**EXERCISE TASK**. Below are the records; pull every line that includes "MesloLGSNF".

A run of records:
★ ★ ★ ★ ★ ★ ★
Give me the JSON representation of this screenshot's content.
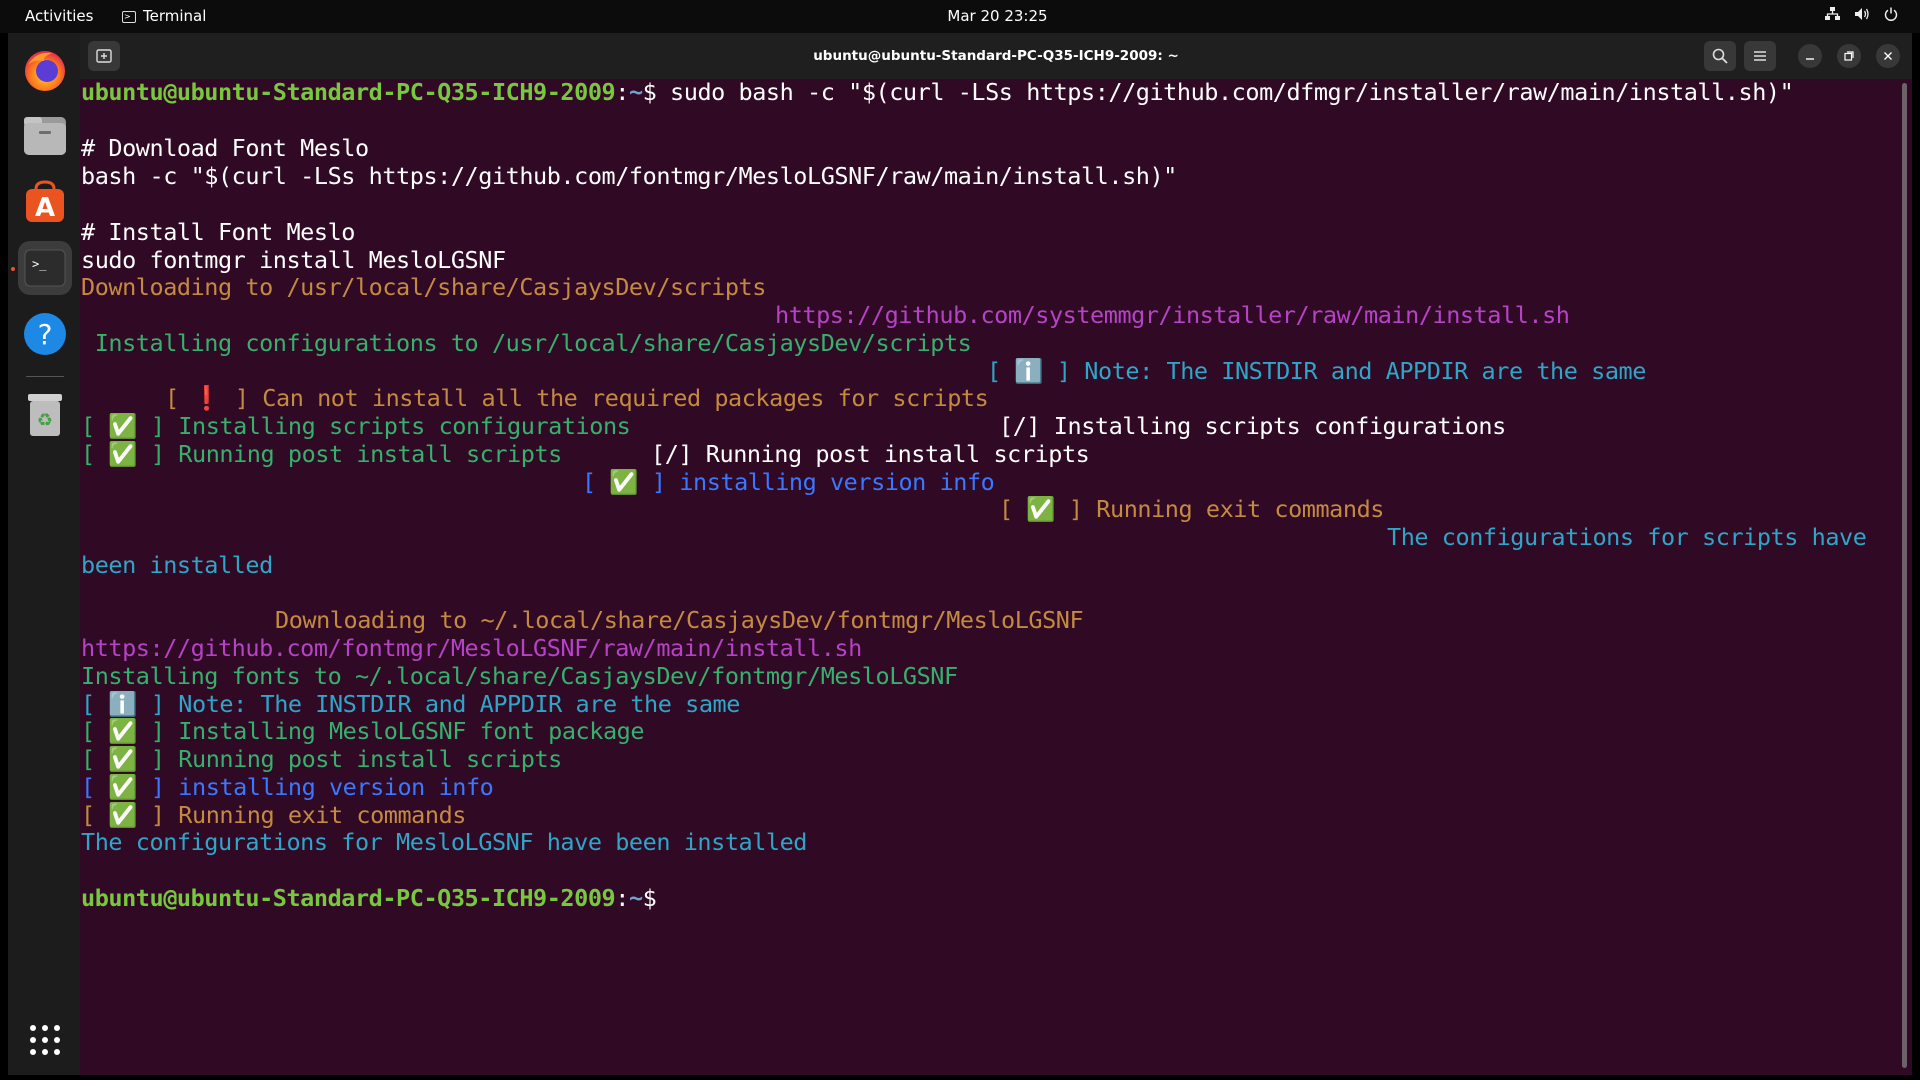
{
  "topbar": {
    "activities": "Activities",
    "app_name": "Terminal",
    "clock": "Mar 20  23:25"
  },
  "dock": {
    "items": [
      "firefox-icon",
      "files-icon",
      "app-center-icon",
      "terminal-icon",
      "help-icon",
      "trash-icon",
      "show-apps-icon"
    ],
    "active": "terminal-icon"
  },
  "window": {
    "title": "ubuntu@ubuntu-Standard-PC-Q35-ICH9-2009: ~"
  },
  "prompt": {
    "user": "ubuntu@ubuntu-Standard-PC-Q35-ICH9-2009",
    "sep": ":",
    "path": "~",
    "sym": "$ "
  },
  "terminal": {
    "command": "sudo bash -c \"$(curl -LSs https://github.com/dfmgr/installer/raw/main/install.sh)\"",
    "l3": "# Download Font Meslo",
    "l4": "bash -c \"$(curl -LSs https://github.com/fontmgr/MesloLGSNF/raw/main/install.sh)\"",
    "l6": "# Install Font Meslo",
    "l7": "sudo fontmgr install MesloLGSNF",
    "l8": "Downloading to /usr/local/share/CasjaysDev/scripts",
    "l9": "https://github.com/systemmgr/installer/raw/main/install.sh",
    "l10": " Installing configurations to /usr/local/share/CasjaysDev/scripts",
    "l11": "[ ℹ️ ] Note: The INSTDIR and APPDIR are the same",
    "l12": "[ ❗ ] Can not install all the required packages for scripts",
    "l13a": "[ ✅ ] Installing scripts configurations",
    "l13b": "[/] Installing scripts configurations",
    "l14a": "[ ✅ ] Running post install scripts",
    "l14b": "[/] Running post install scripts",
    "l15": "[ ✅ ] installing version info",
    "l16": "[ ✅ ] Running exit commands",
    "l17": "The configurations for scripts have",
    "l18": "been installed",
    "l20": "Downloading to ~/.local/share/CasjaysDev/fontmgr/MesloLGSNF",
    "l21": "https://github.com/fontmgr/MesloLGSNF/raw/main/install.sh",
    "l22": "Installing fonts to ~/.local/share/CasjaysDev/fontmgr/MesloLGSNF",
    "l23": "[ ℹ️ ] Note: The INSTDIR and APPDIR are the same",
    "l24": "[ ✅ ] Installing MesloLGSNF font package",
    "l25": "[ ✅ ] Running post install scripts",
    "l26": "[ ✅ ] installing version info",
    "l27": "[ ✅ ] Running exit commands",
    "l28": "The configurations for MesloLGSNF have been installed"
  },
  "colors": {
    "terminal_bg": "#300a24",
    "prompt_user": "#78c83f",
    "prompt_path": "#729fcf",
    "orange": "#c48a41",
    "magenta": "#b542c7",
    "green": "#36b06d",
    "cyan": "#2fa5c8",
    "blue": "#3b78ff"
  }
}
★ ★ ★ ★ ★ ★ ★
**ANSWER IN FULL**.
    "l4": "bash -c \"$(curl -LSs https://github.com/fontmgr/MesloLGSNF/raw/main/install.sh)\"",
    "l7": "sudo fontmgr install MesloLGSNF",
    "l20": "Downloading to ~/.local/share/CasjaysDev/fontmgr/MesloLGSNF",
    "l21": "https://github.com/fontmgr/MesloLGSNF/raw/main/install.sh",
    "l22": "Installing fonts to ~/.local/share/CasjaysDev/fontmgr/MesloLGSNF",
    "l24": "[ ✅ ] Installing MesloLGSNF font package",
    "l28": "The configurations for MesloLGSNF have been installed"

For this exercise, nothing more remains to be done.